» **EXERCISE OBJECTIVE**
Show every line in the entries below where the word "xlabel" appears.

################

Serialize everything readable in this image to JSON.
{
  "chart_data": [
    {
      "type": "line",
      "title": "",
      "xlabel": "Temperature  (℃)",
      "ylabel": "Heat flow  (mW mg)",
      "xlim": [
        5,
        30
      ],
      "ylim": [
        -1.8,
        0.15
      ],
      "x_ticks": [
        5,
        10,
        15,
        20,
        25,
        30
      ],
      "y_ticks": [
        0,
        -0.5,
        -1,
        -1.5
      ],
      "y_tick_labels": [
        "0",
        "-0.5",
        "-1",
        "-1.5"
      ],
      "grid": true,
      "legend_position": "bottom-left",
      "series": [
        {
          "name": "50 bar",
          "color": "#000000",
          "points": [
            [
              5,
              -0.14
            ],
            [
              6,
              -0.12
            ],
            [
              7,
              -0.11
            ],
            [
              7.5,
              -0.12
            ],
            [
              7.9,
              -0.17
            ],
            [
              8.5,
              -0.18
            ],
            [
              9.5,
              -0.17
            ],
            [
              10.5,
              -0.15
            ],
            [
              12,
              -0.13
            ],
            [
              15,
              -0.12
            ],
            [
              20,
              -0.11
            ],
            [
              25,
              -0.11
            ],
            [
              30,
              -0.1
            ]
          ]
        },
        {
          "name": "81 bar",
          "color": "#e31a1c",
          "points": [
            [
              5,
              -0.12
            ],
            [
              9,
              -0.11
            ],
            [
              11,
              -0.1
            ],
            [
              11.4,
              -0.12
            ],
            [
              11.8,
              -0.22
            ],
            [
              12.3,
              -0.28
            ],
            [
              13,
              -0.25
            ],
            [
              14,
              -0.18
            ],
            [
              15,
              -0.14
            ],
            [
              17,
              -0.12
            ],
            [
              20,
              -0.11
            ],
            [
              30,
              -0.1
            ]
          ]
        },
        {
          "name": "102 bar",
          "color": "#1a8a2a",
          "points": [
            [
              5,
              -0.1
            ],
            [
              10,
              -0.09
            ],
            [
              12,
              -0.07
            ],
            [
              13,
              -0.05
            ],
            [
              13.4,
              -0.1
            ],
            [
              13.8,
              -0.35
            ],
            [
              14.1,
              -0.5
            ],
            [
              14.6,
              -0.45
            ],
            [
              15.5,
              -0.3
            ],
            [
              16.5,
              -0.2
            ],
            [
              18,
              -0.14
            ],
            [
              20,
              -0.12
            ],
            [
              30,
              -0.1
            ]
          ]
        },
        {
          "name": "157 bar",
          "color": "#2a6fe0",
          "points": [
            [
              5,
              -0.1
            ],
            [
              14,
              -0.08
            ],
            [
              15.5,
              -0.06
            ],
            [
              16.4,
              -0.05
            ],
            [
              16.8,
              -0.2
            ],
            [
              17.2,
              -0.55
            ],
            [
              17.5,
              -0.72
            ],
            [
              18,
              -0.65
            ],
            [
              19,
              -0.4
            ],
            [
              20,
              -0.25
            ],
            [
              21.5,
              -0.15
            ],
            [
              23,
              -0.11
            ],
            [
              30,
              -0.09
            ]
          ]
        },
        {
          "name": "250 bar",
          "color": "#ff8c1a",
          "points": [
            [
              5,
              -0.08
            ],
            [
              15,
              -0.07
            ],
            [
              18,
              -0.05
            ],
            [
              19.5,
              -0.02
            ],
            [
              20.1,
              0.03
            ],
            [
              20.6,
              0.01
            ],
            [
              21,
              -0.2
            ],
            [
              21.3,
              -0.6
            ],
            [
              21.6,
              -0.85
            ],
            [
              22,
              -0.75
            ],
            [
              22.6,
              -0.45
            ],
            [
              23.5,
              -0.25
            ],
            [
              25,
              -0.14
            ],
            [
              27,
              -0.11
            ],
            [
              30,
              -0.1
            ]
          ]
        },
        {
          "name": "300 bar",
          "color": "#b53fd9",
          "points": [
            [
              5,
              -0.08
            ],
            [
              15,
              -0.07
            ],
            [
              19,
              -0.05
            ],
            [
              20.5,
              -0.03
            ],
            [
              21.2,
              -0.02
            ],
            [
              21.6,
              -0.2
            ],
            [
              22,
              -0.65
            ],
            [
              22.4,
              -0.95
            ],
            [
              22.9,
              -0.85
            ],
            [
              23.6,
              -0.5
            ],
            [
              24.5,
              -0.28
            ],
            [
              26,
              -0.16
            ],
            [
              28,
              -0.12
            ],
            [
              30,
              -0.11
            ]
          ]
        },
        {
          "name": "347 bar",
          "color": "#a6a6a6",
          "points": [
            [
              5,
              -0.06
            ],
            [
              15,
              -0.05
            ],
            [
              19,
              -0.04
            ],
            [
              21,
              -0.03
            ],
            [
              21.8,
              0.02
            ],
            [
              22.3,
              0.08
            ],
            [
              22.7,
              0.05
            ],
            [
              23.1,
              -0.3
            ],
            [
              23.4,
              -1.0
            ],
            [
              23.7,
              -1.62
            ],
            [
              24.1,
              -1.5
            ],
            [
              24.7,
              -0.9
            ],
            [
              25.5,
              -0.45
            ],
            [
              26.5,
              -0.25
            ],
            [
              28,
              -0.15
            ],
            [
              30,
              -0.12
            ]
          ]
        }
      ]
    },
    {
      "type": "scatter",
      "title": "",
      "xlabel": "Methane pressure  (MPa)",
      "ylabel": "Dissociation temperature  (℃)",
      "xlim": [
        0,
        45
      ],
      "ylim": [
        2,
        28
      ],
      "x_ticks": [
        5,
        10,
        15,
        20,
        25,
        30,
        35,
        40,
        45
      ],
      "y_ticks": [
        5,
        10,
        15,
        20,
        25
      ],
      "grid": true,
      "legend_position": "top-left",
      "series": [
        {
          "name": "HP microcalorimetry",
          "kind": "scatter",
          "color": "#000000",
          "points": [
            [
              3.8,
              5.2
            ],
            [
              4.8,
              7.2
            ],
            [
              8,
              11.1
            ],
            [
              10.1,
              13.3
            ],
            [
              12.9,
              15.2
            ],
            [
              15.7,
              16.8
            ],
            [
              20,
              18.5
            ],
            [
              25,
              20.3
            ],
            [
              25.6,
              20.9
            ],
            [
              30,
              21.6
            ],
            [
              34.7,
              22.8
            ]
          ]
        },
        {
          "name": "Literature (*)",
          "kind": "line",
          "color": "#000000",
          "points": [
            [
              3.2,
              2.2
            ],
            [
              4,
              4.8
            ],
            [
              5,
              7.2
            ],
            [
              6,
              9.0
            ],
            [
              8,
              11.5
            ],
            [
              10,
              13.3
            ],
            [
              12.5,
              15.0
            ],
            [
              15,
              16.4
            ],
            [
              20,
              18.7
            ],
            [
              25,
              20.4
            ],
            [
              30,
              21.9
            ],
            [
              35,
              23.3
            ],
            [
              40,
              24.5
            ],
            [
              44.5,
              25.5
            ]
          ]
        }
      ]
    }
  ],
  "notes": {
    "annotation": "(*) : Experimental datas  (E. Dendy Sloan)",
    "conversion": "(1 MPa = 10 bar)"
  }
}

################

» **SOLUTION TO THE EXERCISE**
      "xlabel": "Temperature  (℃)",
      "xlabel": "Methane pressure  (MPa)",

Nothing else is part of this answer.